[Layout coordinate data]
_ _ _

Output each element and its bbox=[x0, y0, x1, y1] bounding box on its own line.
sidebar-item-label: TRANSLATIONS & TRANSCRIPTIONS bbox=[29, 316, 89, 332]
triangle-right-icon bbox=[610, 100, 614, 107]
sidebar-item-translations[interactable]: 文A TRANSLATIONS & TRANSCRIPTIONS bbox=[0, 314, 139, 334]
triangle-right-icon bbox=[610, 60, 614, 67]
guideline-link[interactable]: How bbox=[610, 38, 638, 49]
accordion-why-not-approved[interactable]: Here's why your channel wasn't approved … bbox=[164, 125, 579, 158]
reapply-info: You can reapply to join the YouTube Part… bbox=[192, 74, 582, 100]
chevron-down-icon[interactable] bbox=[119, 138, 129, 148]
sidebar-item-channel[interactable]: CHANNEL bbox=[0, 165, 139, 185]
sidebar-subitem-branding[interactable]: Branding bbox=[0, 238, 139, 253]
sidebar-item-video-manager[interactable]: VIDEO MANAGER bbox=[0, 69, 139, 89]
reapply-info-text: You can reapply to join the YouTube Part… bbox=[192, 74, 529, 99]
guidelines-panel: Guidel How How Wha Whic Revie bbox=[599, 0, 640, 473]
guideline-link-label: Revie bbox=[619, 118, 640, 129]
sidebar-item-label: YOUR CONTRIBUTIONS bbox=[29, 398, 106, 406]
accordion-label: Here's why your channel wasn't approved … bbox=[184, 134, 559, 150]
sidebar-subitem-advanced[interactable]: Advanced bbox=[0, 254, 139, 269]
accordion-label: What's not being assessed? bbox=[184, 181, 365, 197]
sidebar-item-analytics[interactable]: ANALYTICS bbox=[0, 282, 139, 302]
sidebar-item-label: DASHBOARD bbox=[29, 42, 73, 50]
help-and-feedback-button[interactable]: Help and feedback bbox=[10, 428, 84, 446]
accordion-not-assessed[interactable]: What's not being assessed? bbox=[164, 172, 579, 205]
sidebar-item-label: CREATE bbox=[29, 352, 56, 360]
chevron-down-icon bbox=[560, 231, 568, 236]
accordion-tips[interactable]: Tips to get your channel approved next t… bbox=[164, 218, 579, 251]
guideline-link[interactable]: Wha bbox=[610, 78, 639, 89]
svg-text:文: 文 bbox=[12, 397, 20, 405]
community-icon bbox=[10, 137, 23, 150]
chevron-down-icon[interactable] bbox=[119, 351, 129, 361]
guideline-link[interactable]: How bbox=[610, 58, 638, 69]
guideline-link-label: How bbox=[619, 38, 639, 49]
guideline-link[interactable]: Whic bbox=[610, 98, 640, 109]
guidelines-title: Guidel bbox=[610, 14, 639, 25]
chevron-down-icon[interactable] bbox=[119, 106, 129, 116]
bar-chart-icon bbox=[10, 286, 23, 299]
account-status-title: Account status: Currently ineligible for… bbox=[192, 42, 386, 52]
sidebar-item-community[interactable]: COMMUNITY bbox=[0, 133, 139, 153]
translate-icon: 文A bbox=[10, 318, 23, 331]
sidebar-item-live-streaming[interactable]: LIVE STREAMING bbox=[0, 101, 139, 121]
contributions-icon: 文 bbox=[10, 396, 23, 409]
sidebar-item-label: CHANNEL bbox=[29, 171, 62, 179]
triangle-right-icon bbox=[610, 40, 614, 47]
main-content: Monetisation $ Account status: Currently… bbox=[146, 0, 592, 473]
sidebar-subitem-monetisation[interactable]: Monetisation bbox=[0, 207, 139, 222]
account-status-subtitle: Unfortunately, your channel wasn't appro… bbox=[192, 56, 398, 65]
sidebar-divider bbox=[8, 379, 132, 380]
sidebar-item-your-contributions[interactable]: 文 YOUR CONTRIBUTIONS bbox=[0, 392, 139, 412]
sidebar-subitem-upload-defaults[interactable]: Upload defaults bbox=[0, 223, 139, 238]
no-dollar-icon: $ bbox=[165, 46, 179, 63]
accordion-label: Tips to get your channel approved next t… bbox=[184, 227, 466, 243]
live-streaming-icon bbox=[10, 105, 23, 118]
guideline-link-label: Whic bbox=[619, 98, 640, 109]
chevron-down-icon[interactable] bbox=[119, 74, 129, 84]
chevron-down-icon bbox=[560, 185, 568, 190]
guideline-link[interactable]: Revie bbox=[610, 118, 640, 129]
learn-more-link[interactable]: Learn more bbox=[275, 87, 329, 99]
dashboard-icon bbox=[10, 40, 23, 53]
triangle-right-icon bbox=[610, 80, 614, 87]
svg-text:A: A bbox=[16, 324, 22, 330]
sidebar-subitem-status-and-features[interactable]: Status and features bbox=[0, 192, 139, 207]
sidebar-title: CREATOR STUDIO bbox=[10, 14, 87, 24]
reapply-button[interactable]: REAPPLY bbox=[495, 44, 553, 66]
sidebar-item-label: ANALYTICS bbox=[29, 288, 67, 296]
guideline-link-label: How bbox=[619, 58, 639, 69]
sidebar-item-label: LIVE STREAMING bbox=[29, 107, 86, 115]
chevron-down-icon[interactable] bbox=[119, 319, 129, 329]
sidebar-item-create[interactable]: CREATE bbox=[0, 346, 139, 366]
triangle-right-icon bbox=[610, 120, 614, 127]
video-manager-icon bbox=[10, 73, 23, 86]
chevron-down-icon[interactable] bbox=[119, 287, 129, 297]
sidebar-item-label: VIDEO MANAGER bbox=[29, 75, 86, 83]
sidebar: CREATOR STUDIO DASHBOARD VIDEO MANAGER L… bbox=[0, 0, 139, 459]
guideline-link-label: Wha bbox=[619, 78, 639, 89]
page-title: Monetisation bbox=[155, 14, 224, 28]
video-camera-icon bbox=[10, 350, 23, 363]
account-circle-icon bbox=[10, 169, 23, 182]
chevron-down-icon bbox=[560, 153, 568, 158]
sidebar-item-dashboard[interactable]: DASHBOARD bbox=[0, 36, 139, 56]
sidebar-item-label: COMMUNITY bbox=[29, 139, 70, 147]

_ _ _

» **REQUEST**:
Copy the material verbatim, starting with its first line and continuing through the line containing "guidelines-title: Guidel bbox=[610, 14, 639, 25]".

» **WORKED ANSWER**:
Output each element and its bbox=[x0, y0, x1, y1] bounding box on its own line.
sidebar-item-label: TRANSLATIONS & TRANSCRIPTIONS bbox=[29, 316, 89, 332]
triangle-right-icon bbox=[610, 100, 614, 107]
sidebar-item-translations[interactable]: 文A TRANSLATIONS & TRANSCRIPTIONS bbox=[0, 314, 139, 334]
triangle-right-icon bbox=[610, 60, 614, 67]
guideline-link[interactable]: How bbox=[610, 38, 638, 49]
accordion-why-not-approved[interactable]: Here's why your channel wasn't approved … bbox=[164, 125, 579, 158]
reapply-info: You can reapply to join the YouTube Part… bbox=[192, 74, 582, 100]
chevron-down-icon[interactable] bbox=[119, 138, 129, 148]
sidebar-item-channel[interactable]: CHANNEL bbox=[0, 165, 139, 185]
sidebar-subitem-branding[interactable]: Branding bbox=[0, 238, 139, 253]
sidebar-item-video-manager[interactable]: VIDEO MANAGER bbox=[0, 69, 139, 89]
reapply-info-text: You can reapply to join the YouTube Part… bbox=[192, 74, 529, 99]
guidelines-panel: Guidel How How Wha Whic Revie bbox=[599, 0, 640, 473]
guideline-link-label: Revie bbox=[619, 118, 640, 129]
sidebar-item-label: YOUR CONTRIBUTIONS bbox=[29, 398, 106, 406]
accordion-label: Here's why your channel wasn't approved … bbox=[184, 134, 559, 150]
sidebar-subitem-advanced[interactable]: Advanced bbox=[0, 254, 139, 269]
accordion-label: What's not being assessed? bbox=[184, 181, 365, 197]
sidebar-item-analytics[interactable]: ANALYTICS bbox=[0, 282, 139, 302]
sidebar-item-label: DASHBOARD bbox=[29, 42, 73, 50]
help-and-feedback-button[interactable]: Help and feedback bbox=[10, 428, 84, 446]
accordion-not-assessed[interactable]: What's not being assessed? bbox=[164, 172, 579, 205]
sidebar-item-label: CREATE bbox=[29, 352, 56, 360]
chevron-down-icon bbox=[560, 231, 568, 236]
accordion-tips[interactable]: Tips to get your channel approved next t… bbox=[164, 218, 579, 251]
guideline-link[interactable]: Wha bbox=[610, 78, 639, 89]
svg-text:文: 文 bbox=[12, 397, 20, 405]
community-icon bbox=[10, 137, 23, 150]
chevron-down-icon[interactable] bbox=[119, 351, 129, 361]
guideline-link[interactable]: How bbox=[610, 58, 638, 69]
guideline-link-label: How bbox=[619, 38, 639, 49]
guideline-link[interactable]: Whic bbox=[610, 98, 640, 109]
guidelines-title: Guidel bbox=[610, 14, 639, 25]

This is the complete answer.